(Items listed in a dataset)
-- -- --

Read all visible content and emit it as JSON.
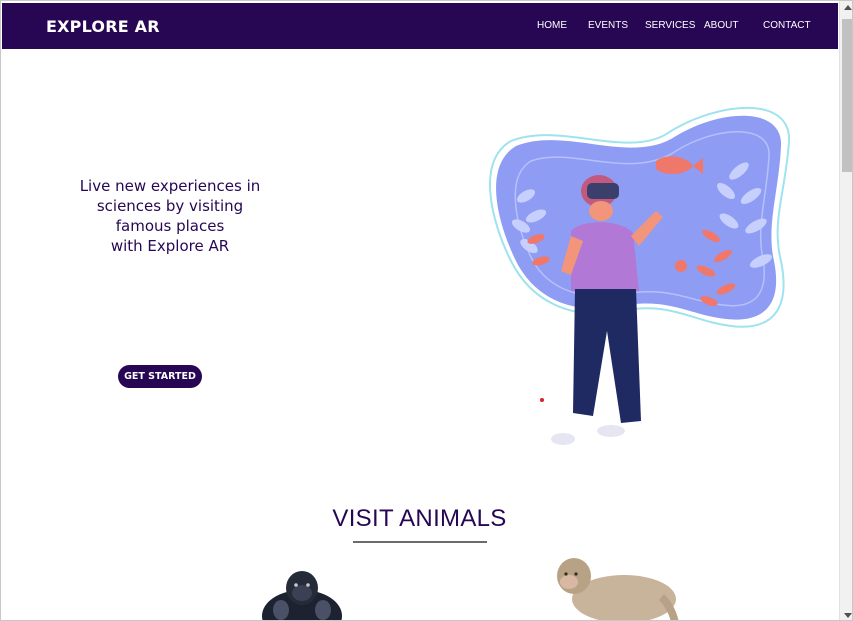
{
  "navbar": {
    "brand": "EXPLORE AR",
    "links": [
      {
        "label": "HOME"
      },
      {
        "label": "EVENTS"
      },
      {
        "label": "SERVICES"
      },
      {
        "label": "ABOUT"
      },
      {
        "label": "CONTACT"
      }
    ],
    "bg_color": "#270754"
  },
  "hero": {
    "lines": [
      "Live new experiences in",
      "sciences by visiting",
      "famous places",
      "with Explore AR"
    ],
    "cta_label": "GET STARTED",
    "illustration": "vr-headset-person-illustration"
  },
  "animals_section": {
    "title": "VISIT ANIMALS",
    "items": [
      {
        "icon": "gorilla-image"
      },
      {
        "icon": "monkey-image"
      }
    ]
  },
  "colors": {
    "primary": "#270754",
    "blob": "#8e9cf4",
    "accent": "#f0786a"
  }
}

-- -- --

→ TASK DIRECTIONS: The records above must be transcribed exactly. Pictures are left out of the copy.

→ SOLUTION FOR THIS TASK:
Read all visible content and emit it as JSON.
{
  "navbar": {
    "brand": "EXPLORE AR",
    "links": [
      {
        "label": "HOME"
      },
      {
        "label": "EVENTS"
      },
      {
        "label": "SERVICES"
      },
      {
        "label": "ABOUT"
      },
      {
        "label": "CONTACT"
      }
    ],
    "bg_color": "#270754"
  },
  "hero": {
    "lines": [
      "Live new experiences in",
      "sciences by visiting",
      "famous places",
      "with Explore AR"
    ],
    "cta_label": "GET STARTED",
    "illustration": "vr-headset-person-illustration"
  },
  "animals_section": {
    "title": "VISIT ANIMALS",
    "items": [
      {
        "icon": "gorilla-image"
      },
      {
        "icon": "monkey-image"
      }
    ]
  },
  "colors": {
    "primary": "#270754",
    "blob": "#8e9cf4",
    "accent": "#f0786a"
  }
}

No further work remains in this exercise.